[START ENTRIES]
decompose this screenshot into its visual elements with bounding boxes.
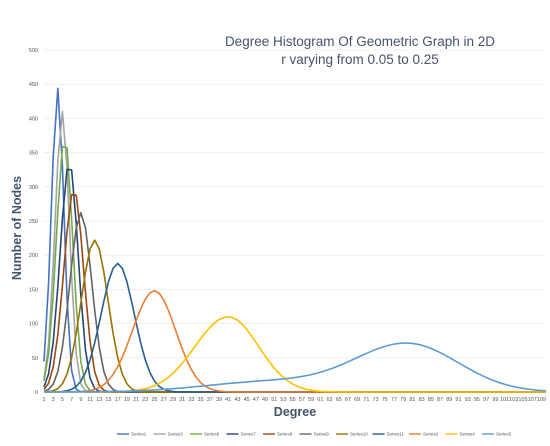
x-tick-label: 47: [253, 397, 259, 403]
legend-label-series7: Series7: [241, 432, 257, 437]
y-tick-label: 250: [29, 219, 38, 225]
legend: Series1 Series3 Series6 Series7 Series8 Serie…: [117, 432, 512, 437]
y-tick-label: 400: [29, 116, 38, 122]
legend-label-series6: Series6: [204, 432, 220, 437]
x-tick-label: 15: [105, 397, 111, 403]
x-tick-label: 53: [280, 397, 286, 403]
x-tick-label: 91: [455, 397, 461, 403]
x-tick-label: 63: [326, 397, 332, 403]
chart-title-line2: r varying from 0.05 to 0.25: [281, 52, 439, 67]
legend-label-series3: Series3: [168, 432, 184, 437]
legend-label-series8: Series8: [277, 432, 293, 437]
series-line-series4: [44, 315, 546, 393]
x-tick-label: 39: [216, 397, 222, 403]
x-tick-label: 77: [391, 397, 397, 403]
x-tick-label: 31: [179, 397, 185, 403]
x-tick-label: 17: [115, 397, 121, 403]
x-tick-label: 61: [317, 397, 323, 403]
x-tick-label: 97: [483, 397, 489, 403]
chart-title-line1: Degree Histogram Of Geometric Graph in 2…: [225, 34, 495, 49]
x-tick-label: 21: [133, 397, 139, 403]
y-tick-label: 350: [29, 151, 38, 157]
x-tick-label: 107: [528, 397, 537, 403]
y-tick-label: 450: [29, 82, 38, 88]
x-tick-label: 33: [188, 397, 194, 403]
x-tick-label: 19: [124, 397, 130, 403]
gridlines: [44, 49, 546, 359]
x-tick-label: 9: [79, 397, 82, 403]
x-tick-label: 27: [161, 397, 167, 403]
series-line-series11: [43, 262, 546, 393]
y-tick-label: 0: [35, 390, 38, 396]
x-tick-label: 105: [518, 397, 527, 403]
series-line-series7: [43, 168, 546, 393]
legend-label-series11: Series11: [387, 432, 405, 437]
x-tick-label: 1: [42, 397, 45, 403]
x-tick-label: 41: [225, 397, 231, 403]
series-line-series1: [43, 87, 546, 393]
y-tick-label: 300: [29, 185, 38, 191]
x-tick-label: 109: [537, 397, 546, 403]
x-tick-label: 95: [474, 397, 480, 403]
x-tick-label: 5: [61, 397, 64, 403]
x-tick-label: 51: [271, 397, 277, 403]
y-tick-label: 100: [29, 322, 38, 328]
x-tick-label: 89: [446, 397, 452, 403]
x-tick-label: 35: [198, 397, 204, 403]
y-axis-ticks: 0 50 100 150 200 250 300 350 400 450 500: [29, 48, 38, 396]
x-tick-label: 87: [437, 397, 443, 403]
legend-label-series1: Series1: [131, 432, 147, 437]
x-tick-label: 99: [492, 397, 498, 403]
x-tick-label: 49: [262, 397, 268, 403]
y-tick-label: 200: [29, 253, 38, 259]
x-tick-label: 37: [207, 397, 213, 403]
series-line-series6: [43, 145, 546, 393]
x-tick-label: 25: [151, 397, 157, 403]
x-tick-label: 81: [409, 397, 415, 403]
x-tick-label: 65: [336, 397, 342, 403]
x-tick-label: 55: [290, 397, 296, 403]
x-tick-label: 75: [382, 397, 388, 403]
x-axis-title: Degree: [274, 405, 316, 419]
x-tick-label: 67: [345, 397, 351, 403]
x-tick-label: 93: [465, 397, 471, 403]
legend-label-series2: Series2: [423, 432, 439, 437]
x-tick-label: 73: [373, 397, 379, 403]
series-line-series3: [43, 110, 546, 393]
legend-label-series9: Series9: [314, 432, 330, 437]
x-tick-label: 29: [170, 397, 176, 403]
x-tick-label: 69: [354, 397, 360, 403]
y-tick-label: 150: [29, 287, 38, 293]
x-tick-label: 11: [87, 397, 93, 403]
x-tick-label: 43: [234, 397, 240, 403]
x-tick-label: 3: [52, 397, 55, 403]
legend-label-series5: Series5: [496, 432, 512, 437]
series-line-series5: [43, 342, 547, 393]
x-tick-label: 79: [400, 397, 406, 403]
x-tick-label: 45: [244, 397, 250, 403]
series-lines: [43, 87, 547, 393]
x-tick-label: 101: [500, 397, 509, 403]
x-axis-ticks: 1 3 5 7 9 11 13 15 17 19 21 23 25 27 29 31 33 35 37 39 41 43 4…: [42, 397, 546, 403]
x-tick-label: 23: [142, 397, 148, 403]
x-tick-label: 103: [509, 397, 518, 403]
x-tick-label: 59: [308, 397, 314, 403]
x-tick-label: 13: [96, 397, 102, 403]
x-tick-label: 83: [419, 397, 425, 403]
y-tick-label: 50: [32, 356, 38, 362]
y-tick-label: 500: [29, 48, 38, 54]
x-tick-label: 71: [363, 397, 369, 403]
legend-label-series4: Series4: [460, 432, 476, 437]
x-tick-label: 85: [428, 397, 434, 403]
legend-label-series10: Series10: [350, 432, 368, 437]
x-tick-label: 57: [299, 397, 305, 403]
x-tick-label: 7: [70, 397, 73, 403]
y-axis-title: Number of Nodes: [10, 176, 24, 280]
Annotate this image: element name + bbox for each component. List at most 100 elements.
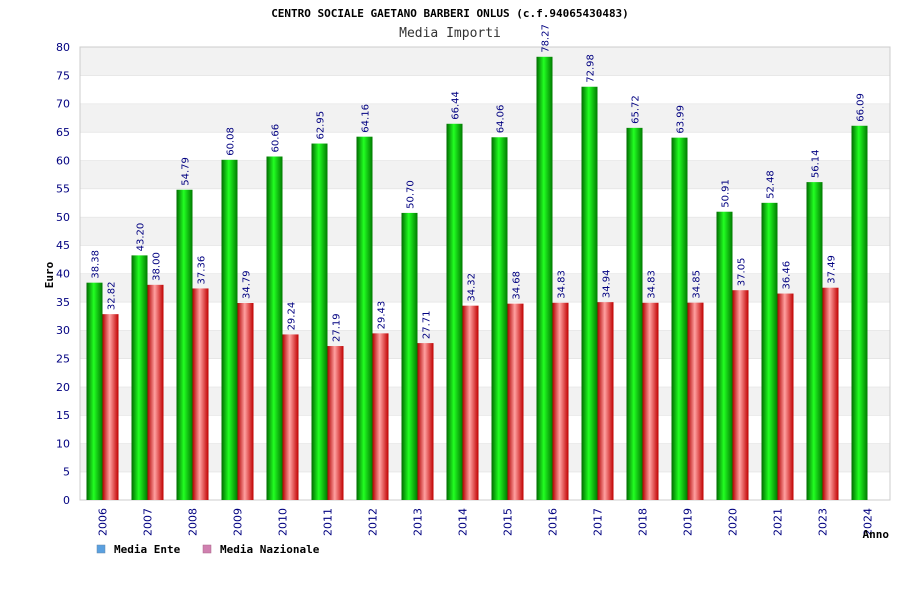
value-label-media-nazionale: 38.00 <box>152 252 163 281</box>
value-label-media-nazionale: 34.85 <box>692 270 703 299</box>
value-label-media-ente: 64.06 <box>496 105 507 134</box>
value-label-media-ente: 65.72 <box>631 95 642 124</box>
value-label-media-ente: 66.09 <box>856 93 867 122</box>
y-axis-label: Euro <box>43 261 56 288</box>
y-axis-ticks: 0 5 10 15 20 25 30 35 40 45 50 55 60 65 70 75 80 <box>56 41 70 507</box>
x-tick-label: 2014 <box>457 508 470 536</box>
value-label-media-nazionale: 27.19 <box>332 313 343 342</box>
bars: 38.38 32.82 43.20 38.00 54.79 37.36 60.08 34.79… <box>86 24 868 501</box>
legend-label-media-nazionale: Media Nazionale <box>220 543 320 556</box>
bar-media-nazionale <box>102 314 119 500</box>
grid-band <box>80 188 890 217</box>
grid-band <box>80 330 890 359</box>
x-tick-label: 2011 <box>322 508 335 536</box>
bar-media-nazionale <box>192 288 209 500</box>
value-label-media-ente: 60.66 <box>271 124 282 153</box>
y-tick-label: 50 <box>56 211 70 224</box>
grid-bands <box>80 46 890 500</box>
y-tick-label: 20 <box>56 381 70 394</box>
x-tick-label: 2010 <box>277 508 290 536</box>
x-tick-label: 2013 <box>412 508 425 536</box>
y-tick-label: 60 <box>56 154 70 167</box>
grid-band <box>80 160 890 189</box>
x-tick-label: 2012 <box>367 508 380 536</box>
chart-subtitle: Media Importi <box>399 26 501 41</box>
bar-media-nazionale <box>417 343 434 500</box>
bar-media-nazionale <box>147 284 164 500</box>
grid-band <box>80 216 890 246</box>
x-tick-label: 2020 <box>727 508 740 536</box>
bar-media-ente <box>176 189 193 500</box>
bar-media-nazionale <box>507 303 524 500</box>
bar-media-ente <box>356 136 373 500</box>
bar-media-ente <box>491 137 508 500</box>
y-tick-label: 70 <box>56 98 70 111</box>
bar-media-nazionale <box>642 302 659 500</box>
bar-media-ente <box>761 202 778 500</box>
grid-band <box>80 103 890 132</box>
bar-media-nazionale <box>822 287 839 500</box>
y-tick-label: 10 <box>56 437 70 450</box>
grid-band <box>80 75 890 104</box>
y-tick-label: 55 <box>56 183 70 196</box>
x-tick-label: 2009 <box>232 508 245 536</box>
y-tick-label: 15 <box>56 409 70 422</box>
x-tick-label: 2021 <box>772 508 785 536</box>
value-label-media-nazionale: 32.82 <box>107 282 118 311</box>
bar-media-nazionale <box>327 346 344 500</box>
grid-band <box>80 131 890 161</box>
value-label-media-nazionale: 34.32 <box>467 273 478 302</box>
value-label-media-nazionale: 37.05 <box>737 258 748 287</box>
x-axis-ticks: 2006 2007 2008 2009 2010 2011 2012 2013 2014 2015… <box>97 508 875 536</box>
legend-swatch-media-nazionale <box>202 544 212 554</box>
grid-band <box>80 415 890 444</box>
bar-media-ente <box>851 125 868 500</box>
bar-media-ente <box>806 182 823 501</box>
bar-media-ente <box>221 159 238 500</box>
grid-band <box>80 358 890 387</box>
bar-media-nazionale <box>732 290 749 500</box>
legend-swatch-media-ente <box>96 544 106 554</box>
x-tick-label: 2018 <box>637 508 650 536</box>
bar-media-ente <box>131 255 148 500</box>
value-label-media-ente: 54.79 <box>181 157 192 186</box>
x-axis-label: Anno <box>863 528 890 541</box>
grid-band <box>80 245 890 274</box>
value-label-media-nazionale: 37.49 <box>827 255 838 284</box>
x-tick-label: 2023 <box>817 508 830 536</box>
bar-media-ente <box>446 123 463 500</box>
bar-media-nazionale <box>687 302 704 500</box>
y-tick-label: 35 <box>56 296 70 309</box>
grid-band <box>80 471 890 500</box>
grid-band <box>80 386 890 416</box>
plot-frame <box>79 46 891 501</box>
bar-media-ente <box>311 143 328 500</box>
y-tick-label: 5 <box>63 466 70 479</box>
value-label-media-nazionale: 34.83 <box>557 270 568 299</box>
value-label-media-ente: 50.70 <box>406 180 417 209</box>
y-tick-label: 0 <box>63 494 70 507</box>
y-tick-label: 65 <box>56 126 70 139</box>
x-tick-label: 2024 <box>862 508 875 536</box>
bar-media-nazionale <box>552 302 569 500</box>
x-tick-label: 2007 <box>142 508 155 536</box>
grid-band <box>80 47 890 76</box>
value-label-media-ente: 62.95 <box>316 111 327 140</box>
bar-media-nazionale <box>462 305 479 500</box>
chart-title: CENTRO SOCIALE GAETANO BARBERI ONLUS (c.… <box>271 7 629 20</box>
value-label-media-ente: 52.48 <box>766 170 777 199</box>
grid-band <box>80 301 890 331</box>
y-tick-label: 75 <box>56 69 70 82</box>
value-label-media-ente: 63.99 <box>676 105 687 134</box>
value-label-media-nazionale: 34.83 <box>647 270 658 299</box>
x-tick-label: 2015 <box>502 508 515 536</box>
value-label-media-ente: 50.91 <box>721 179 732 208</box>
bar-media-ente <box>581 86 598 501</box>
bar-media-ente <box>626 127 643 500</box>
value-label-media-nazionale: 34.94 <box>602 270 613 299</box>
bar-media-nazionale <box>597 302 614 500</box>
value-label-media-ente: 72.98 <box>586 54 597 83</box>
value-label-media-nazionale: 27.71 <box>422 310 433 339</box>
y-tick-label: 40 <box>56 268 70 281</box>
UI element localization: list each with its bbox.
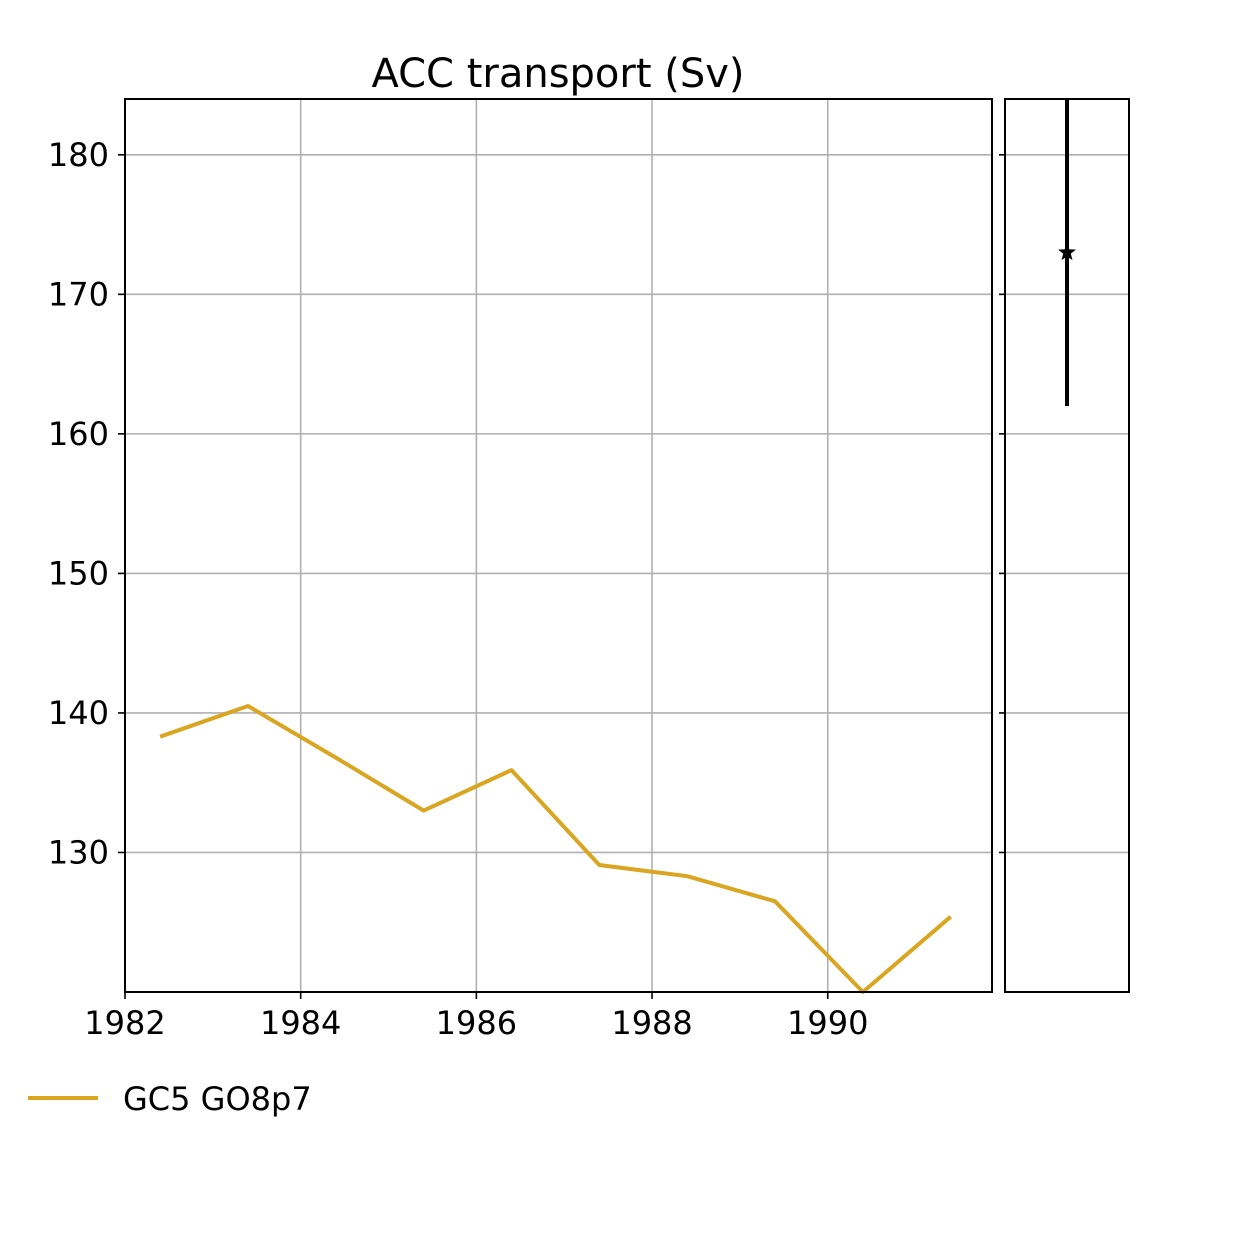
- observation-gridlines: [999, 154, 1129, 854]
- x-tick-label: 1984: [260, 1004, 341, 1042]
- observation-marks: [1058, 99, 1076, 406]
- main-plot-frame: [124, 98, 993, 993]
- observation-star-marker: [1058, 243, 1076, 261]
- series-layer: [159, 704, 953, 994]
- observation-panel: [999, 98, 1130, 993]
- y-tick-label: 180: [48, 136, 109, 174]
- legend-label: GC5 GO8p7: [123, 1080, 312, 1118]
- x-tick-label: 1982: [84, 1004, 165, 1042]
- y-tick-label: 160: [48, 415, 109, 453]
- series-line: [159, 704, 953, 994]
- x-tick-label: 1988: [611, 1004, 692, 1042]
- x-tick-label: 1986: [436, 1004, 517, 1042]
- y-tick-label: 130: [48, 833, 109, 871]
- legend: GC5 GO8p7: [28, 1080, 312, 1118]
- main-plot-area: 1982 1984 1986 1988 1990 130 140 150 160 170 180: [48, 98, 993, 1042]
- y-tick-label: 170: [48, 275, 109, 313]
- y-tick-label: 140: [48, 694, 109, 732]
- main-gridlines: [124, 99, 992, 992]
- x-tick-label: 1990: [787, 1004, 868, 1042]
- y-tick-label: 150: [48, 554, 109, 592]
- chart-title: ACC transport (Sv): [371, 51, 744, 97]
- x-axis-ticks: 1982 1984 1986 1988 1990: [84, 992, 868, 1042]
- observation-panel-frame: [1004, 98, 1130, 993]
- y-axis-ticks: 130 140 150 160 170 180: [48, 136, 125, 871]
[END ENTRIES]
→ **WHAT YOU ARE ASKED TO DO**
Output every row from the one containing "x-tick-label: 47: [253, 397, 259, 403]" down to the one containing "x-tick-label: 35: [198, 397, 204, 403]", both included, as a numbered list with no blank lines.

→ **COMPLETE ANSWER**
1. x-tick-label: 47: [253, 397, 259, 403]
2. legend-label-series7: Series7: [241, 432, 257, 437]
3. y-tick-label: 250: [29, 219, 38, 225]
4. legend: Series1 Series3 Series6 Series7 Series8 Serie…: [117, 432, 512, 437]
5. y-tick-label: 400: [29, 116, 38, 122]
6. legend-label-series6: Series6: [204, 432, 220, 437]
7. x-tick-label: 15: [105, 397, 111, 403]
8. x-tick-label: 53: [280, 397, 286, 403]
9. x-tick-label: 91: [455, 397, 461, 403]
10. x-tick-label: 63: [326, 397, 332, 403]
11. chart-title-line2: r varying from 0.05 to 0.25: [281, 52, 439, 67]
12. legend-label-series3: Series3: [168, 432, 184, 437]
13. legend-label-series8: Series8: [277, 432, 293, 437]
14. series-line-series4: [44, 315, 546, 393]
15. x-tick-label: 39: [216, 397, 222, 403]
16. x-tick-label: 77: [391, 397, 397, 403]
17. x-tick-label: 31: [179, 397, 185, 403]
18. x-tick-label: 17: [115, 397, 121, 403]
19. x-tick-label: 61: [317, 397, 323, 403]
20. x-tick-label: 97: [483, 397, 489, 403]
21. chart-title-line1: Degree Histogram Of Geometric Graph in 2…: [225, 34, 495, 49]
22. x-tick-label: 21: [133, 397, 139, 403]
23. y-tick-label: 350: [29, 151, 38, 157]
24. x-tick-label: 107: [528, 397, 537, 403]
25. y-tick-label: 450: [29, 82, 38, 88]
26. x-tick-label: 33: [188, 397, 194, 403]
27. x-tick-label: 19: [124, 397, 130, 403]
28. gridlines: [44, 49, 546, 359]
29. x-tick-label: 9: [79, 397, 82, 403]
30. x-tick-label: 27: [161, 397, 167, 403]
31. series-line-series11: [43, 262, 546, 393]
32. y-tick-label: 0: [35, 390, 38, 396]
33. x-tick-label: 105: [518, 397, 527, 403]
34. series-line-series7: [43, 168, 546, 393]
35. legend-label-series11: Series11: [387, 432, 405, 437]
36. x-tick-label: 1: [42, 397, 45, 403]
37. x-tick-label: 41: [225, 397, 231, 403]
38. series-line-series1: [43, 87, 546, 393]
39. y-tick-label: 300: [29, 185, 38, 191]
40. x-tick-label: 109: [537, 397, 546, 403]
41. x-tick-label: 95: [474, 397, 480, 403]
42. x-tick-label: 5: [61, 397, 64, 403]
43. x-tick-label: 51: [271, 397, 277, 403]
44. y-tick-label: 100: [29, 322, 38, 328]
45. x-tick-label: 89: [446, 397, 452, 403]
46. x-tick-label: 35: [198, 397, 204, 403]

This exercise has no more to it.